>> Start Source data
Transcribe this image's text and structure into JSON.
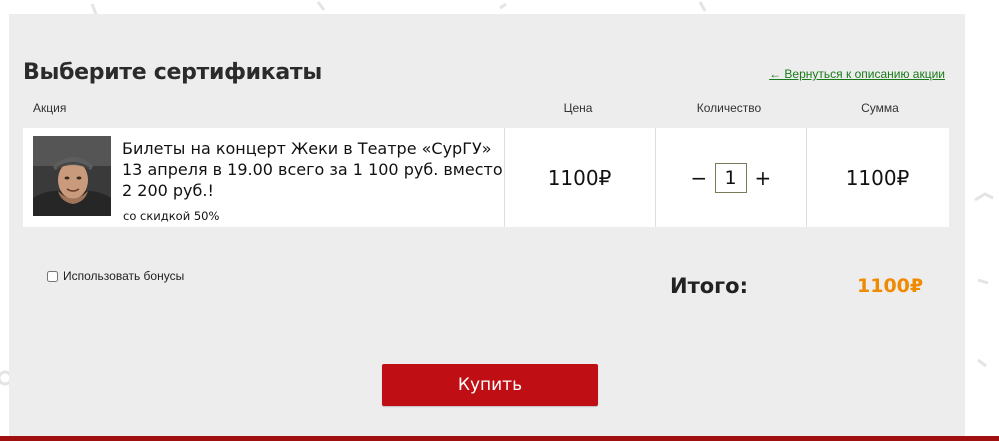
{
  "title": "Выберите сертификаты",
  "back_link": "← Вернуться к описанию акции",
  "columns": {
    "action": "Акция",
    "price": "Цена",
    "quantity": "Количество",
    "sum": "Сумма"
  },
  "item": {
    "title": "Билеты на концерт Жеки в Театре «СурГУ» 13 апреля в 19.00 всего за 1 100 руб. вместо 2 200 руб.!",
    "discount": "со скидкой 50%",
    "price": "1100₽",
    "quantity": "1",
    "minus": "−",
    "plus": "+",
    "sum": "1100₽"
  },
  "bonus_label": "Использовать бонусы",
  "total": {
    "label": "Итого:",
    "value": "1100₽"
  },
  "buy_button": "Купить",
  "colors": {
    "accent": "#bf0f14",
    "total": "#f08a00",
    "link": "#1a7a1a"
  }
}
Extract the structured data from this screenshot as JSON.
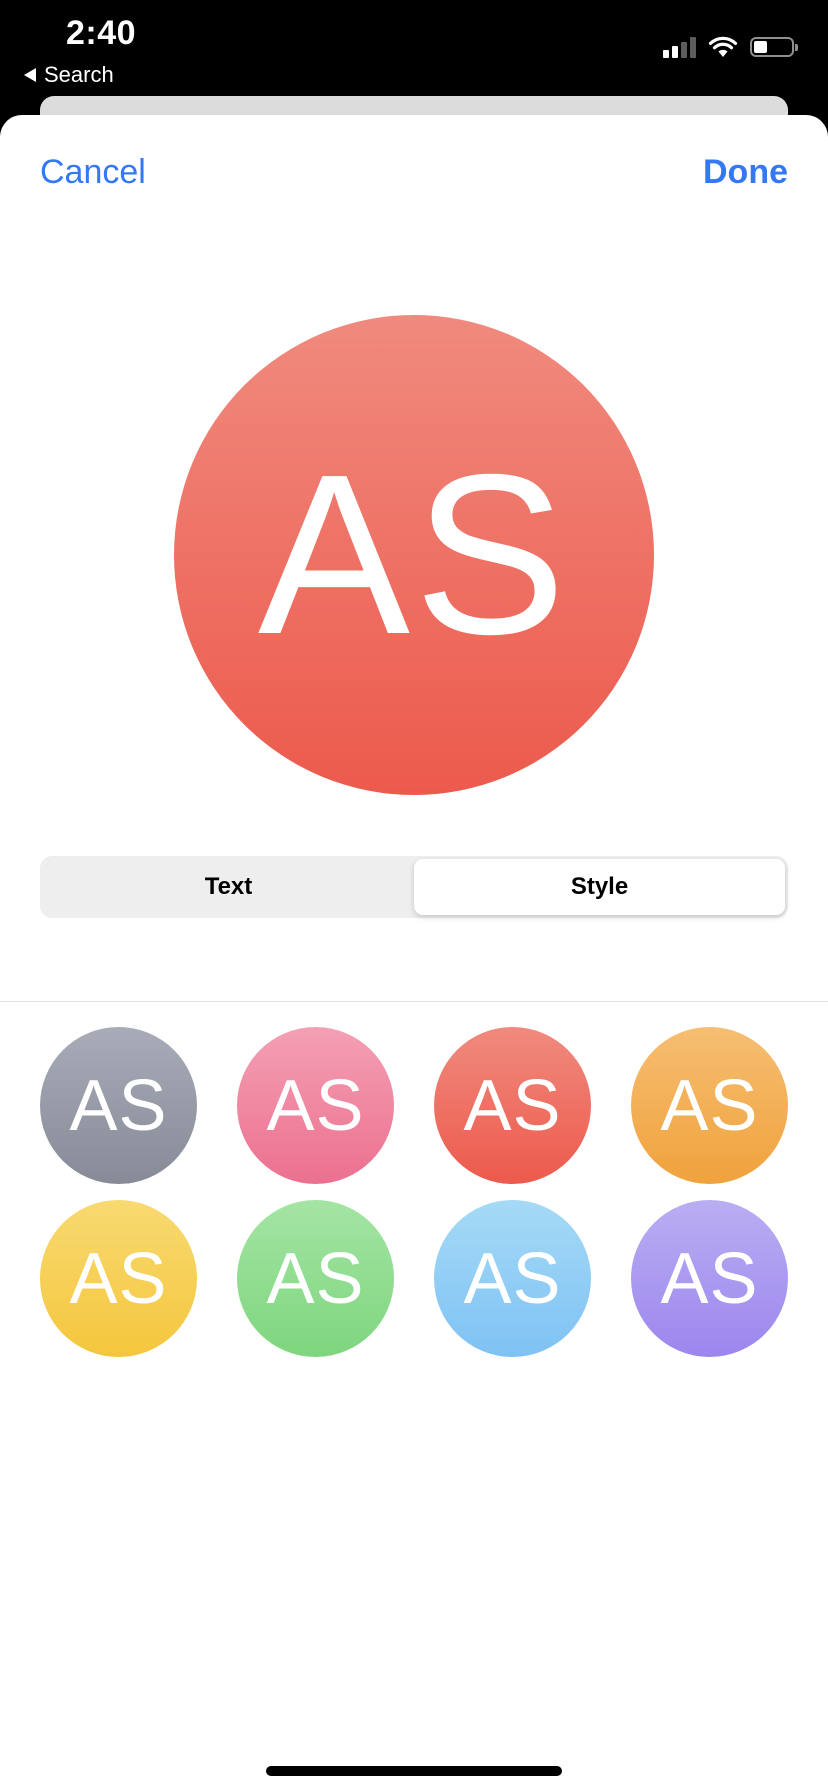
{
  "status_bar": {
    "time": "2:40",
    "back_label": "Search",
    "battery_level": 0.35
  },
  "nav": {
    "cancel_label": "Cancel",
    "done_label": "Done"
  },
  "preview": {
    "initials": "AS",
    "gradient": [
      "#f08a7e",
      "#ec5a4c"
    ]
  },
  "segmented_control": {
    "options": [
      "Text",
      "Style"
    ],
    "selected": "Style"
  },
  "styles": [
    {
      "initials": "AS",
      "gradient": [
        "#a8acb8",
        "#868b97"
      ]
    },
    {
      "initials": "AS",
      "gradient": [
        "#f4a0b4",
        "#ec7090"
      ]
    },
    {
      "initials": "AS",
      "gradient": [
        "#f08a7e",
        "#ec5a4c"
      ]
    },
    {
      "initials": "AS",
      "gradient": [
        "#f6be72",
        "#f0a23c"
      ]
    },
    {
      "initials": "AS",
      "gradient": [
        "#f8da72",
        "#f4c63c"
      ]
    },
    {
      "initials": "AS",
      "gradient": [
        "#a4e4a4",
        "#7ed67e"
      ]
    },
    {
      "initials": "AS",
      "gradient": [
        "#a6daf6",
        "#7ec2f4"
      ]
    },
    {
      "initials": "AS",
      "gradient": [
        "#baaef2",
        "#9c86ee"
      ]
    }
  ],
  "colors": {
    "accent": "#3478f6"
  }
}
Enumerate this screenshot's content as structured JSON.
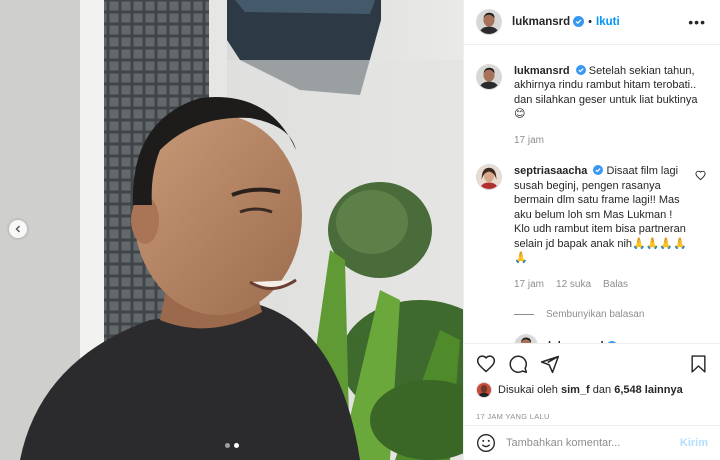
{
  "post": {
    "username": "lukmansrd",
    "follow_label": "Ikuti",
    "separator": "•",
    "more_label": "•••"
  },
  "caption": {
    "username": "lukmansrd",
    "text": "Setelah sekian tahun, akhirnya rindu rambut hitam terobati.. dan silahkan geser untuk liat buktinya 😊",
    "time": "17 jam"
  },
  "comments": [
    {
      "username": "septriasaacha",
      "text": "Disaat film lagi susah beginj, pengen rasanya bermain dlm satu frame lagi!! Mas aku belum loh sm Mas Lukman ! Klo udh rambut item bisa partneran selain jd bapak anak nih🙏🙏🙏🙏🙏",
      "time": "17 jam",
      "likes": "12 suka",
      "reply_label": "Balas"
    }
  ],
  "hide_replies_label": "Sembunyikan balasan",
  "reply": {
    "username": "lukmansrd"
  },
  "likes": {
    "prefix": "Disukai oleh",
    "user": "sim_f",
    "middle": "dan",
    "count": "6,548 lainnya"
  },
  "time_ago": "17 JAM YANG LALU",
  "composer": {
    "placeholder": "Tambahkan komentar...",
    "send_label": "Kirim"
  },
  "carousel": {
    "total": 2,
    "active": 2
  },
  "colors": {
    "link": "#0095f6",
    "verified": "#3897f0",
    "muted": "#8e8e8e",
    "send_disabled": "#b2dffc"
  },
  "icons": [
    "chevron-left-icon",
    "verified-icon",
    "heart-icon",
    "comment-icon",
    "share-icon",
    "bookmark-icon",
    "emoji-icon"
  ]
}
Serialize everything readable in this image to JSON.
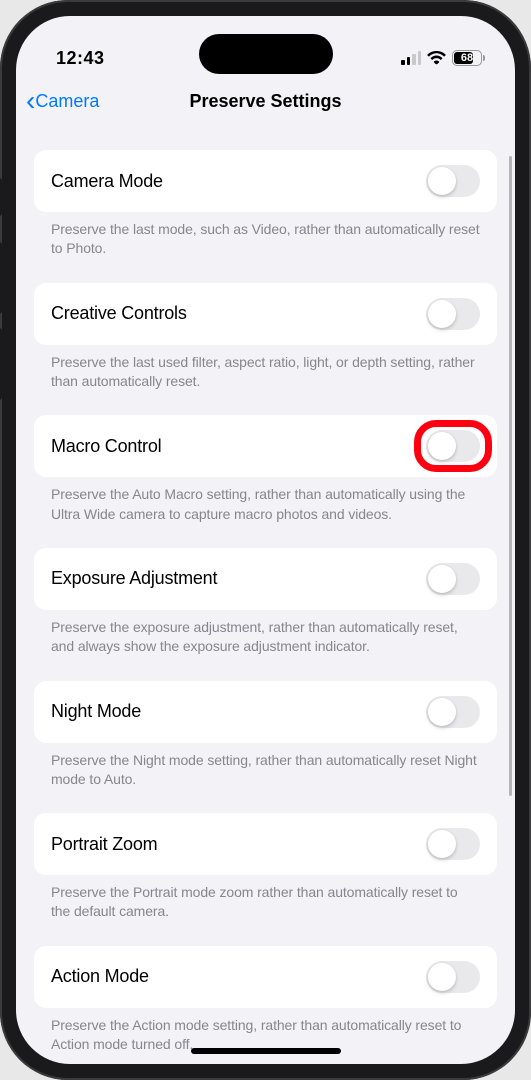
{
  "status": {
    "time": "12:43",
    "battery_pct": "68"
  },
  "nav": {
    "back_label": "Camera",
    "title": "Preserve Settings"
  },
  "settings": {
    "camera_mode": {
      "label": "Camera Mode",
      "description": "Preserve the last mode, such as Video, rather than automatically reset to Photo."
    },
    "creative_controls": {
      "label": "Creative Controls",
      "description": "Preserve the last used filter, aspect ratio, light, or depth setting, rather than automatically reset."
    },
    "macro_control": {
      "label": "Macro Control",
      "description": "Preserve the Auto Macro setting, rather than automatically using the Ultra Wide camera to capture macro photos and videos."
    },
    "exposure_adjustment": {
      "label": "Exposure Adjustment",
      "description": "Preserve the exposure adjustment, rather than automatically reset, and always show the exposure adjustment indicator."
    },
    "night_mode": {
      "label": "Night Mode",
      "description": "Preserve the Night mode setting, rather than automatically reset Night mode to Auto."
    },
    "portrait_zoom": {
      "label": "Portrait Zoom",
      "description": "Preserve the Portrait mode zoom rather than automatically reset to the default camera."
    },
    "action_mode": {
      "label": "Action Mode",
      "description": "Preserve the Action mode setting, rather than automatically reset to Action mode turned off."
    }
  }
}
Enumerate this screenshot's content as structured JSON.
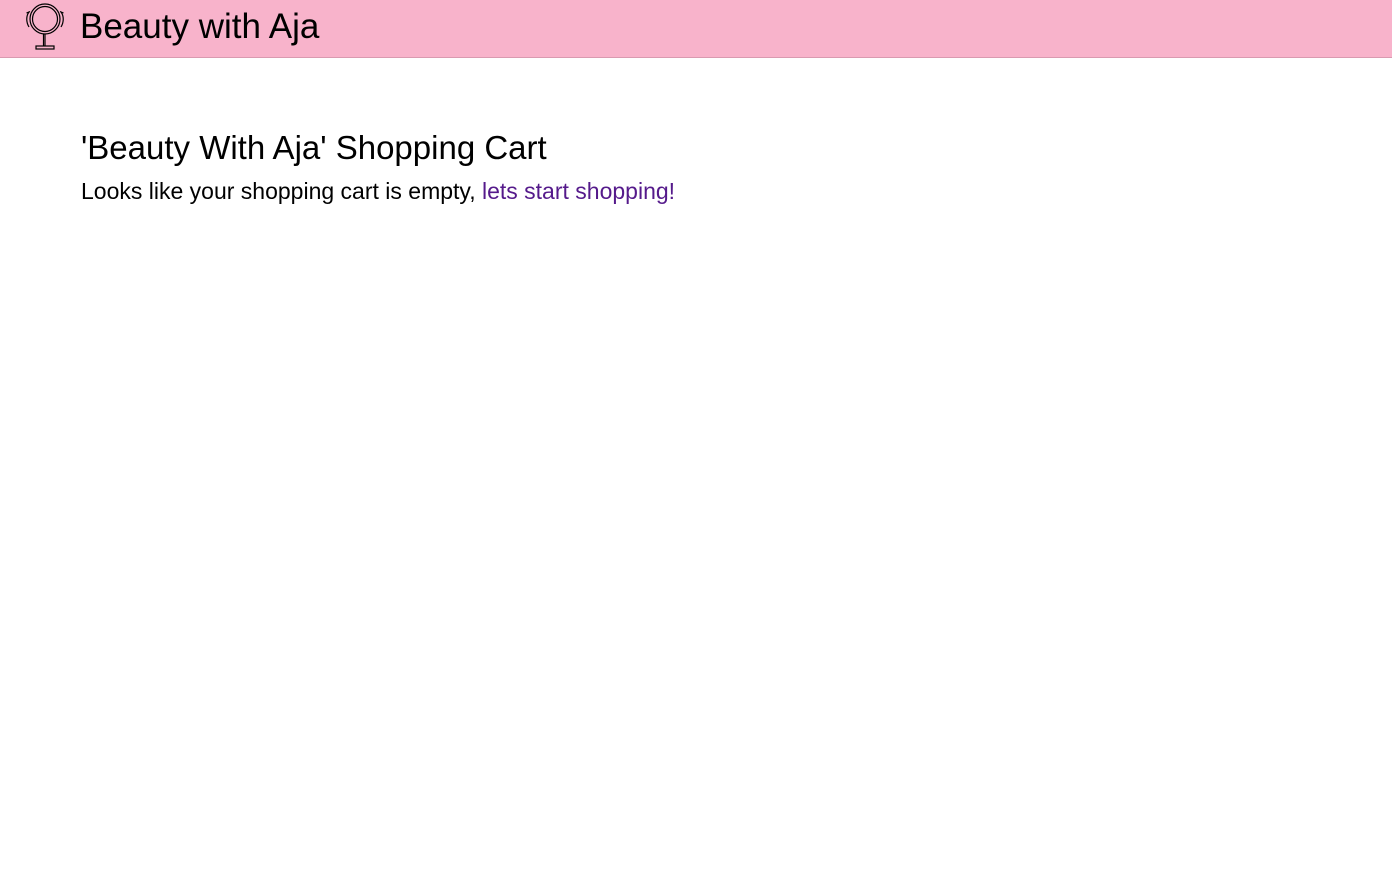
{
  "header": {
    "logo_icon": "vanity-mirror-icon",
    "brand_name": "Beauty with Aja",
    "background_color": "#f8b3cb"
  },
  "cart": {
    "title": "'Beauty With Aja' Shopping Cart",
    "empty_message": "Looks like your shopping cart is empty, ",
    "shop_link_label": "lets start shopping!",
    "link_color": "#551a8b"
  }
}
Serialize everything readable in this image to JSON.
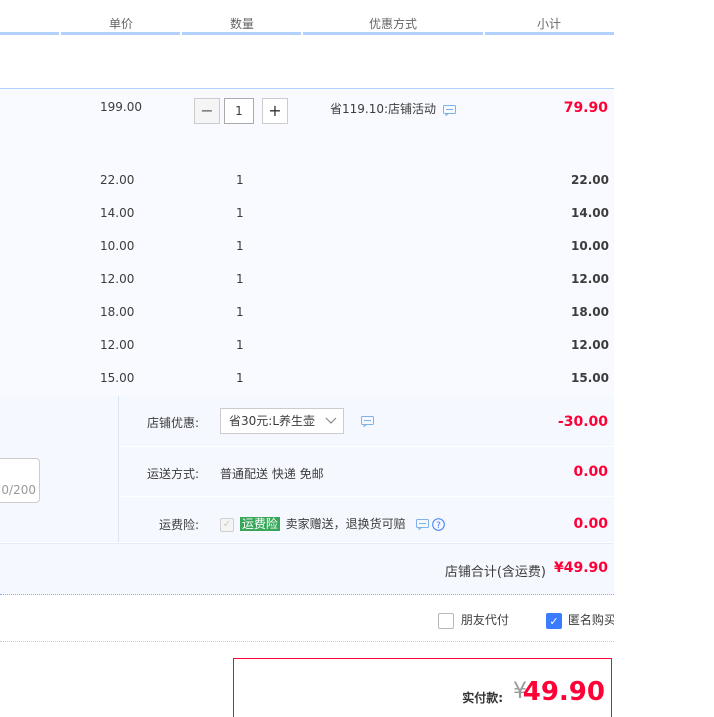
{
  "header": {
    "col_unit_price": "单价",
    "col_quantity": "数量",
    "col_discount": "优惠方式",
    "col_subtotal": "小计"
  },
  "main_item": {
    "unit_price": "199.00",
    "quantity": "1",
    "discount_text": "省119.10:店铺活动",
    "subtotal": "79.90",
    "minus_label": "−",
    "plus_label": "+"
  },
  "items": [
    {
      "unit_price": "22.00",
      "quantity": "1",
      "subtotal": "22.00"
    },
    {
      "unit_price": "14.00",
      "quantity": "1",
      "subtotal": "14.00"
    },
    {
      "unit_price": "10.00",
      "quantity": "1",
      "subtotal": "10.00"
    },
    {
      "unit_price": "12.00",
      "quantity": "1",
      "subtotal": "12.00"
    },
    {
      "unit_price": "18.00",
      "quantity": "1",
      "subtotal": "18.00"
    },
    {
      "unit_price": "12.00",
      "quantity": "1",
      "subtotal": "12.00"
    },
    {
      "unit_price": "15.00",
      "quantity": "1",
      "subtotal": "15.00"
    }
  ],
  "options": {
    "shop_discount_label": "店铺优惠:",
    "shop_discount_value": "省30元:L养生壶",
    "shop_discount_amount": "-30.00",
    "shipping_label": "运送方式:",
    "shipping_value": "普通配送 快递 免邮",
    "shipping_amount": "0.00",
    "insurance_label": "运费险:",
    "insurance_badge": "运费险",
    "insurance_text": "卖家赠送，退换货可赔",
    "insurance_amount": "0.00"
  },
  "note": {
    "counter": "0/200"
  },
  "shop_total": {
    "label": "店铺合计(含运费)",
    "amount": "¥49.90"
  },
  "payment_options": {
    "friend_pay": "朋友代付",
    "anonymous": "匿名购买",
    "anonymous_checked": true,
    "friend_pay_checked": false
  },
  "actual_payment": {
    "label": "实付款:",
    "currency": "¥",
    "amount": "49.90"
  },
  "colors": {
    "accent_blue": "#b2d1ff",
    "price_red": "#ff0036",
    "checkbox_blue": "#3b7bff",
    "insurance_green": "#39a75a"
  }
}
>> End Source data
▸ Given request
Output the entries above exactly. Drop the pictures.

▸ Completed exercise
Transcribe this image's text and structure into JSON.
{
  "title": "Выберите сертификаты",
  "back_link": "← Вернуться к описанию акции",
  "columns": {
    "action": "Акция",
    "price": "Цена",
    "quantity": "Количество",
    "sum": "Сумма"
  },
  "item": {
    "title": "Билеты на концерт Жеки в Театре «СурГУ» 13 апреля в 19.00 всего за 1 100 руб. вместо 2 200 руб.!",
    "discount": "со скидкой 50%",
    "price": "1100₽",
    "quantity": "1",
    "minus": "−",
    "plus": "+",
    "sum": "1100₽"
  },
  "bonus_label": "Использовать бонусы",
  "total": {
    "label": "Итого:",
    "value": "1100₽"
  },
  "buy_button": "Купить",
  "colors": {
    "accent": "#bf0f14",
    "total": "#f08a00",
    "link": "#1a7a1a"
  }
}
Extract the structured data from this screenshot as JSON.
{
  "status_bar": {
    "time": "2:40",
    "back_label": "Search",
    "battery_level": 0.35
  },
  "nav": {
    "cancel_label": "Cancel",
    "done_label": "Done"
  },
  "preview": {
    "initials": "AS",
    "gradient": [
      "#f08a7e",
      "#ec5a4c"
    ]
  },
  "segmented_control": {
    "options": [
      "Text",
      "Style"
    ],
    "selected": "Style"
  },
  "styles": [
    {
      "initials": "AS",
      "gradient": [
        "#a8acb8",
        "#868b97"
      ]
    },
    {
      "initials": "AS",
      "gradient": [
        "#f4a0b4",
        "#ec7090"
      ]
    },
    {
      "initials": "AS",
      "gradient": [
        "#f08a7e",
        "#ec5a4c"
      ]
    },
    {
      "initials": "AS",
      "gradient": [
        "#f6be72",
        "#f0a23c"
      ]
    },
    {
      "initials": "AS",
      "gradient": [
        "#f8da72",
        "#f4c63c"
      ]
    },
    {
      "initials": "AS",
      "gradient": [
        "#a4e4a4",
        "#7ed67e"
      ]
    },
    {
      "initials": "AS",
      "gradient": [
        "#a6daf6",
        "#7ec2f4"
      ]
    },
    {
      "initials": "AS",
      "gradient": [
        "#baaef2",
        "#9c86ee"
      ]
    }
  ],
  "colors": {
    "accent": "#3478f6"
  }
}
Enumerate this screenshot's content as structured JSON.
{
  "post": {
    "username": "lukmansrd",
    "follow_label": "Ikuti",
    "separator": "•",
    "more_label": "•••"
  },
  "caption": {
    "username": "lukmansrd",
    "text": "Setelah sekian tahun, akhirnya rindu rambut hitam terobati.. dan silahkan geser untuk liat buktinya 😊",
    "time": "17 jam"
  },
  "comments": [
    {
      "username": "septriasaacha",
      "text": "Disaat film lagi susah beginj, pengen rasanya bermain dlm satu frame lagi!! Mas aku belum loh sm Mas Lukman ! Klo udh rambut item bisa partneran selain jd bapak anak nih🙏🙏🙏🙏🙏",
      "time": "17 jam",
      "likes": "12 suka",
      "reply_label": "Balas"
    }
  ],
  "hide_replies_label": "Sembunyikan balasan",
  "reply": {
    "username": "lukmansrd"
  },
  "likes": {
    "prefix": "Disukai oleh",
    "user": "sim_f",
    "middle": "dan",
    "count": "6,548 lainnya"
  },
  "time_ago": "17 JAM YANG LALU",
  "composer": {
    "placeholder": "Tambahkan komentar...",
    "send_label": "Kirim"
  },
  "carousel": {
    "total": 2,
    "active": 2
  },
  "colors": {
    "link": "#0095f6",
    "verified": "#3897f0",
    "muted": "#8e8e8e",
    "send_disabled": "#b2dffc"
  },
  "icons": [
    "chevron-left-icon",
    "verified-icon",
    "heart-icon",
    "comment-icon",
    "share-icon",
    "bookmark-icon",
    "emoji-icon"
  ]
}
Serialize everything readable in this image to JSON.
{
  "status": {
    "time": "12:43",
    "battery_pct": "68"
  },
  "nav": {
    "back_label": "Camera",
    "title": "Preserve Settings"
  },
  "settings": {
    "camera_mode": {
      "label": "Camera Mode",
      "description": "Preserve the last mode, such as Video, rather than automatically reset to Photo."
    },
    "creative_controls": {
      "label": "Creative Controls",
      "description": "Preserve the last used filter, aspect ratio, light, or depth setting, rather than automatically reset."
    },
    "macro_control": {
      "label": "Macro Control",
      "description": "Preserve the Auto Macro setting, rather than automatically using the Ultra Wide camera to capture macro photos and videos."
    },
    "exposure_adjustment": {
      "label": "Exposure Adjustment",
      "description": "Preserve the exposure adjustment, rather than automatically reset, and always show the exposure adjustment indicator."
    },
    "night_mode": {
      "label": "Night Mode",
      "description": "Preserve the Night mode setting, rather than automatically reset Night mode to Auto."
    },
    "portrait_zoom": {
      "label": "Portrait Zoom",
      "description": "Preserve the Portrait mode zoom rather than automatically reset to the default camera."
    },
    "action_mode": {
      "label": "Action Mode",
      "description": "Preserve the Action mode setting, rather than automatically reset to Action mode turned off."
    }
  }
}
Enumerate this screenshot's content as structured JSON.
{
  "header": {
    "logo_icon": "vanity-mirror-icon",
    "brand_name": "Beauty with Aja",
    "background_color": "#f8b3cb"
  },
  "cart": {
    "title": "'Beauty With Aja' Shopping Cart",
    "empty_message": "Looks like your shopping cart is empty, ",
    "shop_link_label": "lets start shopping!",
    "link_color": "#551a8b"
  }
}
Serialize everything readable in this image to JSON.
{
  "header": {
    "col_unit_price": "单价",
    "col_quantity": "数量",
    "col_discount": "优惠方式",
    "col_subtotal": "小计"
  },
  "main_item": {
    "unit_price": "199.00",
    "quantity": "1",
    "discount_text": "省119.10:店铺活动",
    "subtotal": "79.90",
    "minus_label": "−",
    "plus_label": "+"
  },
  "items": [
    {
      "unit_price": "22.00",
      "quantity": "1",
      "subtotal": "22.00"
    },
    {
      "unit_price": "14.00",
      "quantity": "1",
      "subtotal": "14.00"
    },
    {
      "unit_price": "10.00",
      "quantity": "1",
      "subtotal": "10.00"
    },
    {
      "unit_price": "12.00",
      "quantity": "1",
      "subtotal": "12.00"
    },
    {
      "unit_price": "18.00",
      "quantity": "1",
      "subtotal": "18.00"
    },
    {
      "unit_price": "12.00",
      "quantity": "1",
      "subtotal": "12.00"
    },
    {
      "unit_price": "15.00",
      "quantity": "1",
      "subtotal": "15.00"
    }
  ],
  "options": {
    "shop_discount_label": "店铺优惠:",
    "shop_discount_value": "省30元:L养生壶",
    "shop_discount_amount": "-30.00",
    "shipping_label": "运送方式:",
    "shipping_value": "普通配送 快递 免邮",
    "shipping_amount": "0.00",
    "insurance_label": "运费险:",
    "insurance_badge": "运费险",
    "insurance_text": "卖家赠送，退换货可赔",
    "insurance_amount": "0.00"
  },
  "note": {
    "counter": "0/200"
  },
  "shop_total": {
    "label": "店铺合计(含运费)",
    "amount": "¥49.90"
  },
  "payment_options": {
    "friend_pay": "朋友代付",
    "anonymous": "匿名购买",
    "anonymous_checked": true,
    "friend_pay_checked": false
  },
  "actual_payment": {
    "label": "实付款:",
    "currency": "¥",
    "amount": "49.90"
  },
  "colors": {
    "accent_blue": "#b2d1ff",
    "price_red": "#ff0036",
    "checkbox_blue": "#3b7bff",
    "insurance_green": "#39a75a"
  }
}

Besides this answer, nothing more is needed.